==== EXCERPT TO READ ====

Michael: The disgust, that's most days for me. I don't know if it is for you, but how do you work through that disgust and work with that deadness on the page. Do you make the deadness less dead, a process of sorts, that makes the words go alive? Does this happen through rewriting, rephrasing, rearranging, deleting, starting over?

Sam: Christ, the disgust. Either I'm disgusted with myself for squandering precious hours by not writing, or for writing crap. That deadness can be worse than the blank page. At least with the blank page you can fool yourself into thinking you're on the verge of something great. Resurrection is a tough proposition. I'm not really sure how it comes alive (and often it doesn't) except that it happens mostly in revision. I love rephrasing, rewriting. I love to delete. Maybe it's the only time in my life I feel in control of anything. It's like music, finding the space between the notes. And something happens in revision. You discover what the thing was you were trying to do in the first place. It's only then that you can ask yourself if it's something worthwhile. If the answer is no, you can throw it out. If the answer is yes, then the real madness can begin. I don't trust people who brag about how they rarely rewrite. Either they're lying or their prose sucks. They're like people who lie about how long it takes them to drive somewhere. It's not a race, it's a contest.

Michael: How do you know a piece of writing is worthwhile, a feeling or something more objective? And how do you work on that piece of writing after you have decided it is worth working on?

====

• **THE TASKS**:
[1] Repeat the writing interview word for word, everything from "Michael: The disgust, that's" down to "deleting, starting over?".
[2] In the writing interview, what does Sam say revision is like?
Answer from the writing interview alone.

==== DATA EXTRACT ====

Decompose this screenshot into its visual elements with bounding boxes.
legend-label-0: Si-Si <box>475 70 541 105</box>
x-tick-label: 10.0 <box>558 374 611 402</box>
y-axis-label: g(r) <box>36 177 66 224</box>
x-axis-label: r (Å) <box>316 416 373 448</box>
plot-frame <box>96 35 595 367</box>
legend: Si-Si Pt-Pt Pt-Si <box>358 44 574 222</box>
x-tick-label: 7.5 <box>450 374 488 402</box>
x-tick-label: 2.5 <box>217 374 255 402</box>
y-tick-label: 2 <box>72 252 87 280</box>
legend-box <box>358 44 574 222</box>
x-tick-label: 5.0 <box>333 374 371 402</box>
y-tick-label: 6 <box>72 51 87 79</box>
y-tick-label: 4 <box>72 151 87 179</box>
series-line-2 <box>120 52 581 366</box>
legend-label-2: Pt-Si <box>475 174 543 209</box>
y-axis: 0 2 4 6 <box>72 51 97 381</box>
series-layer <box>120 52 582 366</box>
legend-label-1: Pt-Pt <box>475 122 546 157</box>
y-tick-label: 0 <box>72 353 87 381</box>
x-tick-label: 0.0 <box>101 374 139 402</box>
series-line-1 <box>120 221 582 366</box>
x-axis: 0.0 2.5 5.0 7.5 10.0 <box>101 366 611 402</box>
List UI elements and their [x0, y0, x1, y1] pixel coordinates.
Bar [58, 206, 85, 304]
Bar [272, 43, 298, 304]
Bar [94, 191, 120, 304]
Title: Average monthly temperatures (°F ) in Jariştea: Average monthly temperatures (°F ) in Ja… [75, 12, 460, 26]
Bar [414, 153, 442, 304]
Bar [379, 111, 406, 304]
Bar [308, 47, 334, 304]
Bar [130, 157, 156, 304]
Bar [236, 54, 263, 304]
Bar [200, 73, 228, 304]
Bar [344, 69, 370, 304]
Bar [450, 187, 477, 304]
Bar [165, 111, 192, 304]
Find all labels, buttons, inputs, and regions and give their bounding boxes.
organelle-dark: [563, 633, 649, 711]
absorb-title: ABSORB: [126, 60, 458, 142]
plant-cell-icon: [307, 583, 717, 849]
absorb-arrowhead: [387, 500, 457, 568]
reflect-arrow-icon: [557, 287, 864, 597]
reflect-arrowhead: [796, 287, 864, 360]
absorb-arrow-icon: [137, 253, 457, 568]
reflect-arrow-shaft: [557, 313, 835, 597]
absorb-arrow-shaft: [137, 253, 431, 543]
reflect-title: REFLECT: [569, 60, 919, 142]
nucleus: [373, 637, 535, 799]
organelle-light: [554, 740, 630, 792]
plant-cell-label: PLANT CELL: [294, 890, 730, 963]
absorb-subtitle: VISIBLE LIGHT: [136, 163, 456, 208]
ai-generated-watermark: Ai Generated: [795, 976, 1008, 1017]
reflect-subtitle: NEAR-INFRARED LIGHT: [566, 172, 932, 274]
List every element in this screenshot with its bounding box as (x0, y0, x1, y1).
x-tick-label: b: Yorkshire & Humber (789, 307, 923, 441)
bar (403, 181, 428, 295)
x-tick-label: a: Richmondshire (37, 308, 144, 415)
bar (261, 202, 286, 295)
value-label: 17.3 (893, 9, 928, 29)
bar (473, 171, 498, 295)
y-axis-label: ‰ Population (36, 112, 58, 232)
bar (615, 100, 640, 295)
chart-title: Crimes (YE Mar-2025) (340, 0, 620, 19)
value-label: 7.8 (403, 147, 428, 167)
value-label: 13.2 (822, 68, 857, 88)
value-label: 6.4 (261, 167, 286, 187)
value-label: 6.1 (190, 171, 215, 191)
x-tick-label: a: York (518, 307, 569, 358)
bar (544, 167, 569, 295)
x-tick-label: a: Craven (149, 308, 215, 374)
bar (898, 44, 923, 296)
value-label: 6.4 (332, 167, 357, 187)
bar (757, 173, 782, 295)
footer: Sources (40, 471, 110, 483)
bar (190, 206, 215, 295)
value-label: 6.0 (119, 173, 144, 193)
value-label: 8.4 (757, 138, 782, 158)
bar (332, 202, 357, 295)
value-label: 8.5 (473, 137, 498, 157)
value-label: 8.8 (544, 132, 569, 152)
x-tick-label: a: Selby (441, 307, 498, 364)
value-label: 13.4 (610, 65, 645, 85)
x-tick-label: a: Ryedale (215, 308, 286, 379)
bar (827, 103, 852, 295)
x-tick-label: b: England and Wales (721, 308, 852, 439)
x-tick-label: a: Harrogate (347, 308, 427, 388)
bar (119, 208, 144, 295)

====

• **OUTPUTS BY TASK**:
[1]
Michael: The disgust, that's most days for me. I don't know if it is for you, but how do you work through that disgust and work with that deadness on the page. Do you make the deadness less dead, a process of sorts, that makes the words go alive? Does this happen through rewriting, rephrasing, rearranging, deleting, starting over?

[2] Music, finding the space between the notes.